***** Data to use

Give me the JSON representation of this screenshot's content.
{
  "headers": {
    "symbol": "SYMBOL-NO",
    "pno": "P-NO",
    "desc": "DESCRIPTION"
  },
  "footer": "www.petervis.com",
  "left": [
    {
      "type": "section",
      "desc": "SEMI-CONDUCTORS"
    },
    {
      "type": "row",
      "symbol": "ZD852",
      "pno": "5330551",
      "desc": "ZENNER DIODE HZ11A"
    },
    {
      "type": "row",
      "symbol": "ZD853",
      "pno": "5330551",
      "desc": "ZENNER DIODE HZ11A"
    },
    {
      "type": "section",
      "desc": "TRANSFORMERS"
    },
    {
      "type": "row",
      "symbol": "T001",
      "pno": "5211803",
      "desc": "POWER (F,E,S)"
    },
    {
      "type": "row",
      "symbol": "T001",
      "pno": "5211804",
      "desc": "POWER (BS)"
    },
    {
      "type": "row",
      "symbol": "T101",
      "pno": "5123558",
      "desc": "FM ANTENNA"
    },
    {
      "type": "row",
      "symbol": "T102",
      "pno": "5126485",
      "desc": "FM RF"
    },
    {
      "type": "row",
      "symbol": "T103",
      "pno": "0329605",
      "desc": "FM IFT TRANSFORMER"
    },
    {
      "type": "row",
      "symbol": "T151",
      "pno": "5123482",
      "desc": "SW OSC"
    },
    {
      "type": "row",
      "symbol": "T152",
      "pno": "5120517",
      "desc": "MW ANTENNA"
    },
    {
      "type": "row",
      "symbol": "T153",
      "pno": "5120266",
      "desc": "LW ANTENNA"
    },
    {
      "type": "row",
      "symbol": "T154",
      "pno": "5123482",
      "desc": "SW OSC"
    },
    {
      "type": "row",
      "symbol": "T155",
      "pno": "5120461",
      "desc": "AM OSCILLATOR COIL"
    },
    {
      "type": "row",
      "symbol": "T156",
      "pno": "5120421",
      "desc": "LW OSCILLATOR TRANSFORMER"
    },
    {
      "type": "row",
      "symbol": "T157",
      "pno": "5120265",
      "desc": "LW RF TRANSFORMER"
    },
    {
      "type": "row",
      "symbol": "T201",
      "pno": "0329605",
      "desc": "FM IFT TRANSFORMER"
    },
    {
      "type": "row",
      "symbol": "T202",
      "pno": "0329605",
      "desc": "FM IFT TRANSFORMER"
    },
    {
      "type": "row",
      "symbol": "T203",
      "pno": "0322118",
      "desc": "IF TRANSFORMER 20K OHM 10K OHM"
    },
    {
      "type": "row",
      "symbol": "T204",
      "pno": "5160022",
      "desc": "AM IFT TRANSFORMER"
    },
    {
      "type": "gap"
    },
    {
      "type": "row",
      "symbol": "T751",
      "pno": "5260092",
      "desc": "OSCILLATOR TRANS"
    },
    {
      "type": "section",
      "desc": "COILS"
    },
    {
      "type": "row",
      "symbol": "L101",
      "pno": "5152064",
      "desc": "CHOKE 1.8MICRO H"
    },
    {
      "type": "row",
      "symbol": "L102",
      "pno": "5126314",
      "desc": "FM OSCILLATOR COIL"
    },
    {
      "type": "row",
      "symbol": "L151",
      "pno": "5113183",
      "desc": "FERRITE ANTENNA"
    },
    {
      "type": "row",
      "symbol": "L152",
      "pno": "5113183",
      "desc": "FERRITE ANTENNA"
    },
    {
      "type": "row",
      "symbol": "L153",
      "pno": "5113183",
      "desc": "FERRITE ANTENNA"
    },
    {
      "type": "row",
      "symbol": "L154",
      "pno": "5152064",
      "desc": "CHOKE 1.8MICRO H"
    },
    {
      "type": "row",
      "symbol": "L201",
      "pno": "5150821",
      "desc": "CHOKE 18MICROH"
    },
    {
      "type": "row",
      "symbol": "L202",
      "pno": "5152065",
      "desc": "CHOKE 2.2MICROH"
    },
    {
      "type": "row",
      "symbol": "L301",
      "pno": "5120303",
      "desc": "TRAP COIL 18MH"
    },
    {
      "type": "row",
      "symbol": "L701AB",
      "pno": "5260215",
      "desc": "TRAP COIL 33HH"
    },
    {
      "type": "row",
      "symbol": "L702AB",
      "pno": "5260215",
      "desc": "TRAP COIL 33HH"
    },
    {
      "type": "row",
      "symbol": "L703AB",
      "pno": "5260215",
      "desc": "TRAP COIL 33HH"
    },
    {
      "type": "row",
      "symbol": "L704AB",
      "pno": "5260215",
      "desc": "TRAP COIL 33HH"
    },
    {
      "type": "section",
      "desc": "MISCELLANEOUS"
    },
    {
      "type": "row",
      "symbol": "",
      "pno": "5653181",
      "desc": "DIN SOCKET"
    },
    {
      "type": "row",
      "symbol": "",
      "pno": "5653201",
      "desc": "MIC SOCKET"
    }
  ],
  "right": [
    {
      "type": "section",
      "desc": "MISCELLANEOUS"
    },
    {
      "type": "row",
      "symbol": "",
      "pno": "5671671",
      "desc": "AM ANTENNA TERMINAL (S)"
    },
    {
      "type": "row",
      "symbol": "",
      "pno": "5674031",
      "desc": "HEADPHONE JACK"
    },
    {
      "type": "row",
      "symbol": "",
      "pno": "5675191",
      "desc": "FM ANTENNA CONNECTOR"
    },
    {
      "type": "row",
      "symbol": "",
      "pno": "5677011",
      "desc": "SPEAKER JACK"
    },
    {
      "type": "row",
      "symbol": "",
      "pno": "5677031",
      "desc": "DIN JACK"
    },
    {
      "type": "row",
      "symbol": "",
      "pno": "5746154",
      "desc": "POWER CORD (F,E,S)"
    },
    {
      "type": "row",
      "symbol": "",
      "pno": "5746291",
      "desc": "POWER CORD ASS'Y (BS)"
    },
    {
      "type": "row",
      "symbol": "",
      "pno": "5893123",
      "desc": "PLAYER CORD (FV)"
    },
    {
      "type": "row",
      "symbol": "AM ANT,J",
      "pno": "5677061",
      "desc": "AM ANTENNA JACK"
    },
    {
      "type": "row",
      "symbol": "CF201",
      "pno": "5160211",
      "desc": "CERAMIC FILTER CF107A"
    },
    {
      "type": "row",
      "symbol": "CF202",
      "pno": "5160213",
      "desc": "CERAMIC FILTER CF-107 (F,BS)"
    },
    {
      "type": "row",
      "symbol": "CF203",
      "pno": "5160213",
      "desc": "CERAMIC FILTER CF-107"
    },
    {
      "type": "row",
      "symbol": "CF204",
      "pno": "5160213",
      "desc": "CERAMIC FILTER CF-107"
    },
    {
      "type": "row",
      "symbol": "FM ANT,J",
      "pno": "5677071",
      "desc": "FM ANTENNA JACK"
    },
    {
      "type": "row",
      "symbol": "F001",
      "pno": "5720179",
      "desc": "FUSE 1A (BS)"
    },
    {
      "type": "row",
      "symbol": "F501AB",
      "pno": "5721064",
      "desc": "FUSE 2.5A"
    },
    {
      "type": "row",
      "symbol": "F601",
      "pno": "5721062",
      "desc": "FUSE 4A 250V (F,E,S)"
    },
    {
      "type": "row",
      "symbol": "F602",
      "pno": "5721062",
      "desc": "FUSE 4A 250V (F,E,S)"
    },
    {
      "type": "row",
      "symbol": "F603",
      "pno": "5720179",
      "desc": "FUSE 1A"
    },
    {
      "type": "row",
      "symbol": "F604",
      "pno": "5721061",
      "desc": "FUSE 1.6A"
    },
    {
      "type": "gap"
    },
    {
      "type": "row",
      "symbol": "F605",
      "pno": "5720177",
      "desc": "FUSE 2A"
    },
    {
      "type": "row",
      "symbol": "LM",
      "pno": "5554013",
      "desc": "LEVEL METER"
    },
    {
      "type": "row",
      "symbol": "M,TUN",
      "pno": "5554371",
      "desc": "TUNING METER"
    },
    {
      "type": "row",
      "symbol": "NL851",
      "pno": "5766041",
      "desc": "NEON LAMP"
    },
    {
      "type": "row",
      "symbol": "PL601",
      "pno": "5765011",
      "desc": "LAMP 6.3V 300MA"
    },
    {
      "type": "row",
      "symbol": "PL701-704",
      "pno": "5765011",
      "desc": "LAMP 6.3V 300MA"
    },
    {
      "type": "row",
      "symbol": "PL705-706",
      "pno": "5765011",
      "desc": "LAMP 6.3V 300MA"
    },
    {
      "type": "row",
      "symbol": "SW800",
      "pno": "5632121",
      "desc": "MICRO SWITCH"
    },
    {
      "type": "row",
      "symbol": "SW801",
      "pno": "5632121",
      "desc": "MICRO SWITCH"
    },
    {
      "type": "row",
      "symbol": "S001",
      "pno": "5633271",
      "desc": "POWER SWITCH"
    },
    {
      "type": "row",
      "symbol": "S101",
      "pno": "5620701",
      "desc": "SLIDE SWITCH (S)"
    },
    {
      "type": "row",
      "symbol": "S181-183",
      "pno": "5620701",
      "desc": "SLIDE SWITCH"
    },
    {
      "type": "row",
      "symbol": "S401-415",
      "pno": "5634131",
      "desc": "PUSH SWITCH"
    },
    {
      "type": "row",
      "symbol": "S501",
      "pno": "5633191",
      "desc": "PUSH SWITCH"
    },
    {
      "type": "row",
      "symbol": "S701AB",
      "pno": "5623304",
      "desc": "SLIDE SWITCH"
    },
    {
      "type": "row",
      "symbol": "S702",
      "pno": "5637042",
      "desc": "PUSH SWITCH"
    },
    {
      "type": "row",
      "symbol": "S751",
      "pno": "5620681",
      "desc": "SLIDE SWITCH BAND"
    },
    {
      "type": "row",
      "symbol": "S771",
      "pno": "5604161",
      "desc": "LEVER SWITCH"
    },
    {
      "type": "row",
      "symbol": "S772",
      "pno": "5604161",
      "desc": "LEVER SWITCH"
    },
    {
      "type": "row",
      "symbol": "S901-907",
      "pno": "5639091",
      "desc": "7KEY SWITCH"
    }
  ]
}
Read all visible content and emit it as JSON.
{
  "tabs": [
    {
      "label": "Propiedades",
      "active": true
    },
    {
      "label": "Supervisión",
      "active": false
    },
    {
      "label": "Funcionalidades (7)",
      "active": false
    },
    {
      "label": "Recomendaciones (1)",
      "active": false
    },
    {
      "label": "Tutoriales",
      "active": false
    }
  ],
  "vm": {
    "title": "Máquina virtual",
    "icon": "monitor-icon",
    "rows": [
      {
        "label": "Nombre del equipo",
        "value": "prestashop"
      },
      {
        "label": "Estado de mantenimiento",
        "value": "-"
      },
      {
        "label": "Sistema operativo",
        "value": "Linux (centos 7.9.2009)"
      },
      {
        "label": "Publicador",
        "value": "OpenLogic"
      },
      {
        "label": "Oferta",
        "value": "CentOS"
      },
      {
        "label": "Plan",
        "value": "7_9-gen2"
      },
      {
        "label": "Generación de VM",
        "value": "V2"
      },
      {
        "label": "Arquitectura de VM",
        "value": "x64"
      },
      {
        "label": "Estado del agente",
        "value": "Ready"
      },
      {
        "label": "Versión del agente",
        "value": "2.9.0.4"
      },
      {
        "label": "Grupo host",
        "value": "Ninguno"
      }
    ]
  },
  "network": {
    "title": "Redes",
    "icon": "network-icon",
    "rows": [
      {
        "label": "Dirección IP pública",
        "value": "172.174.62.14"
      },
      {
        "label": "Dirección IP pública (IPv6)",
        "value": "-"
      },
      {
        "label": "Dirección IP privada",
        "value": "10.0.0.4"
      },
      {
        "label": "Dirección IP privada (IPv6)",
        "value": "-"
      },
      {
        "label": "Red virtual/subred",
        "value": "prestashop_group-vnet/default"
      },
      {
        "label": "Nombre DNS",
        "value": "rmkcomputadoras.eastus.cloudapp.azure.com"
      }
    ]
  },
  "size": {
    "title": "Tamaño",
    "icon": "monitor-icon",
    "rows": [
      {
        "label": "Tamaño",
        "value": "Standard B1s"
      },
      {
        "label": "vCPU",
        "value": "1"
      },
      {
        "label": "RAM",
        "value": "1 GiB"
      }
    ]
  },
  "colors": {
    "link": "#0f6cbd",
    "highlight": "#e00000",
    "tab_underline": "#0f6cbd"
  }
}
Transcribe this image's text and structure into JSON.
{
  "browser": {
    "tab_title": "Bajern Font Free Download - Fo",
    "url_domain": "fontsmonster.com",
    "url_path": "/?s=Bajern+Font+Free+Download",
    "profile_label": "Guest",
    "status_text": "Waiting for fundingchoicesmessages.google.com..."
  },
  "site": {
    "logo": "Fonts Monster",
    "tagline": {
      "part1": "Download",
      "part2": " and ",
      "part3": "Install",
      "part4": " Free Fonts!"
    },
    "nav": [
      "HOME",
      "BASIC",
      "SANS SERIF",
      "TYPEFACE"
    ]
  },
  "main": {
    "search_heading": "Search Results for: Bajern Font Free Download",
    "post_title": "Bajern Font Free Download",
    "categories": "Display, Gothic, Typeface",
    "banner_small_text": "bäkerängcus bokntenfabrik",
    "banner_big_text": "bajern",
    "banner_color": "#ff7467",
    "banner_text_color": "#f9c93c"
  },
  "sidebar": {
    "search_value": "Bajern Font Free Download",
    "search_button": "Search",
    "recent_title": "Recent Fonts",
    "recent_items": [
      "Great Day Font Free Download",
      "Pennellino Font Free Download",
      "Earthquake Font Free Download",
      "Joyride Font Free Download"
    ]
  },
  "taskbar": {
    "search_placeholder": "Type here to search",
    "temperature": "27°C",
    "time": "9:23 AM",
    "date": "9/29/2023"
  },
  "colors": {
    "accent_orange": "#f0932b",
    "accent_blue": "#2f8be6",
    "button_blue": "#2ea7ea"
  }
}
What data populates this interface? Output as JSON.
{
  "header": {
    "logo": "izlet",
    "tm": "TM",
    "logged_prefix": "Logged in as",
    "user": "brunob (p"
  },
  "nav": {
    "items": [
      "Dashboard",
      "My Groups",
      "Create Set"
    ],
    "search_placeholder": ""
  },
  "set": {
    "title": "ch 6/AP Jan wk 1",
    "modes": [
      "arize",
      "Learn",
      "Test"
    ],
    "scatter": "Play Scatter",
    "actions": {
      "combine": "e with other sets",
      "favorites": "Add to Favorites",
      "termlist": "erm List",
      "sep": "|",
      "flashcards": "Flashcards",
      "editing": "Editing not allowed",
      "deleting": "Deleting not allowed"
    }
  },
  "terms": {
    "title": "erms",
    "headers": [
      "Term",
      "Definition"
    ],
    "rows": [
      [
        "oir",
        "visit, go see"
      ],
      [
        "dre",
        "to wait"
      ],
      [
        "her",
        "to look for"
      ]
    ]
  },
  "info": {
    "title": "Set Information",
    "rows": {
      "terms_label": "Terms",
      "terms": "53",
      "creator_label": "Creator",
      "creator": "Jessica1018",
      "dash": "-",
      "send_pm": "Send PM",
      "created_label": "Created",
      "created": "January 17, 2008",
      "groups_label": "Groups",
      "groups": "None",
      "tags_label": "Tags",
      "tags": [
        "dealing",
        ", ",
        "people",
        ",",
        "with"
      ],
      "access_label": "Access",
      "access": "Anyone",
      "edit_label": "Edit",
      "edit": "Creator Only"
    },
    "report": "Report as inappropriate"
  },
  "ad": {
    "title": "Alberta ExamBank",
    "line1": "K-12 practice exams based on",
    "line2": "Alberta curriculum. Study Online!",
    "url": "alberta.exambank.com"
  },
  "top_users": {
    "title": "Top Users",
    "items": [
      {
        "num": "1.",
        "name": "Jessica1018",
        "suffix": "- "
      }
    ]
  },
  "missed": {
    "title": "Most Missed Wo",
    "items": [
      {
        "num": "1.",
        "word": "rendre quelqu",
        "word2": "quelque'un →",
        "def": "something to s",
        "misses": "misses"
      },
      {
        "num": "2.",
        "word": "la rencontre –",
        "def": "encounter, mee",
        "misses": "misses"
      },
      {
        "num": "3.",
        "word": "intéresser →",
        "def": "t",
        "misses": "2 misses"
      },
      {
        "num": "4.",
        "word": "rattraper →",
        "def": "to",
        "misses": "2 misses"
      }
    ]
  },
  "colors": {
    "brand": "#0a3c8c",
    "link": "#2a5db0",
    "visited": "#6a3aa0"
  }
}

**********

_Problem_:
Your task is to gather all lines from the entries above that hold the word "CERAMIC".

_Answer to this problem_:
      "desc": "CERAMIC FILTER CF107A"
      "desc": "CERAMIC FILTER CF-107 (F,BS)"
      "desc": "CERAMIC FILTER CF-107"
      "desc": "CERAMIC FILTER CF-107"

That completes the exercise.